DATA EXCERPTS:
****************************************

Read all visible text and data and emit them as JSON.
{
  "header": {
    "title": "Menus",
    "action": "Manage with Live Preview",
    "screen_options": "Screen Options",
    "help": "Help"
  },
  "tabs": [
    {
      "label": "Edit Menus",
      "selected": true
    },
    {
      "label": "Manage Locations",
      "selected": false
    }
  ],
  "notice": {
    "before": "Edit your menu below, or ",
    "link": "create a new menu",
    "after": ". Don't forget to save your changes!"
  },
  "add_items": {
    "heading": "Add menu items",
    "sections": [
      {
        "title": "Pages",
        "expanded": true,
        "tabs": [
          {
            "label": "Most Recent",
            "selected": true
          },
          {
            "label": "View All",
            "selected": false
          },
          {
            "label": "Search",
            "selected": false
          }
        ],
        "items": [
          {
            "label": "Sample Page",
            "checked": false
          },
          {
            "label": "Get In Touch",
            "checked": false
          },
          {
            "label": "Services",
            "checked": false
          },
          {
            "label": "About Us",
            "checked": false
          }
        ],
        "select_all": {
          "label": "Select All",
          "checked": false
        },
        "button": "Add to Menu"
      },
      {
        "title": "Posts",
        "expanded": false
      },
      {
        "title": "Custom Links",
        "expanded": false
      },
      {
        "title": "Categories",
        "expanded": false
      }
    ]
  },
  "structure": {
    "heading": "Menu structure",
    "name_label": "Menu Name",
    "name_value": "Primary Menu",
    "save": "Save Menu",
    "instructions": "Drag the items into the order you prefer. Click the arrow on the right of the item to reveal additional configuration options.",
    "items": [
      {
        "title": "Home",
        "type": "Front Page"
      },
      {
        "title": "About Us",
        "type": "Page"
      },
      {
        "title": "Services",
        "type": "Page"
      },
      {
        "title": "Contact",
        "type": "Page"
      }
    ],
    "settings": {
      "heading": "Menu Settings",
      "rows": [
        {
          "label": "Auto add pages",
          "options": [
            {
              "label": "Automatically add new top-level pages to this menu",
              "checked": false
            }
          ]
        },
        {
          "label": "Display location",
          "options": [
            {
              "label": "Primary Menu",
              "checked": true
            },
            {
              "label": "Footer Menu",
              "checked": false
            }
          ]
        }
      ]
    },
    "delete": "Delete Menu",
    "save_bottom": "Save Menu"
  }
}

****************************************

WHAT IS ASKED:
Quote each line of the data above exactly as written.

ANSWER TO THIS TASK:
Read all visible text and data and emit them as JSON.
{
  "header": {
    "title": "Menus",
    "action": "Manage with Live Preview",
    "screen_options": "Screen Options",
    "help": "Help"
  },
  "tabs": [
    {
      "label": "Edit Menus",
      "selected": true
    },
    {
      "label": "Manage Locations",
      "selected": false
    }
  ],
  "notice": {
    "before": "Edit your menu below, or ",
    "link": "create a new menu",
    "after": ". Don't forget to save your changes!"
  },
  "add_items": {
    "heading": "Add menu items",
    "sections": [
      {
        "title": "Pages",
        "expanded": true,
        "tabs": [
          {
            "label": "Most Recent",
            "selected": true
          },
          {
            "label": "View All",
            "selected": false
          },
          {
            "label": "Search",
            "selected": false
          }
        ],
        "items": [
          {
            "label": "Sample Page",
            "checked": false
          },
          {
            "label": "Get In Touch",
            "checked": false
          },
          {
            "label": "Services",
            "checked": false
          },
          {
            "label": "About Us",
            "checked": false
          }
        ],
        "select_all": {
          "label": "Select All",
          "checked": false
        },
        "button": "Add to Menu"
      },
      {
        "title": "Posts",
        "expanded": false
      },
      {
        "title": "Custom Links",
        "expanded": false
      },
      {
        "title": "Categories",
        "expanded": false
      }
    ]
  },
  "structure": {
    "heading": "Menu structure",
    "name_label": "Menu Name",
    "name_value": "Primary Menu",
    "save": "Save Menu",
    "instructions": "Drag the items into the order you prefer. Click the arrow on the right of the item to reveal additional configuration options.",
    "items": [
      {
        "title": "Home",
        "type": "Front Page"
      },
      {
        "title": "About Us",
        "type": "Page"
      },
      {
        "title": "Services",
        "type": "Page"
      },
      {
        "title": "Contact",
        "type": "Page"
      }
    ],
    "settings": {
      "heading": "Menu Settings",
      "rows": [
        {
          "label": "Auto add pages",
          "options": [
            {
              "label": "Automatically add new top-level pages to this menu",
              "checked": false
            }
          ]
        },
        {
          "label": "Display location",
          "options": [
            {
              "label": "Primary Menu",
              "checked": true
            },
            {
              "label": "Footer Menu",
              "checked": false
            }
          ]
        }
      ]
    },
    "delete": "Delete Menu",
    "save_bottom": "Save Menu"
  }
}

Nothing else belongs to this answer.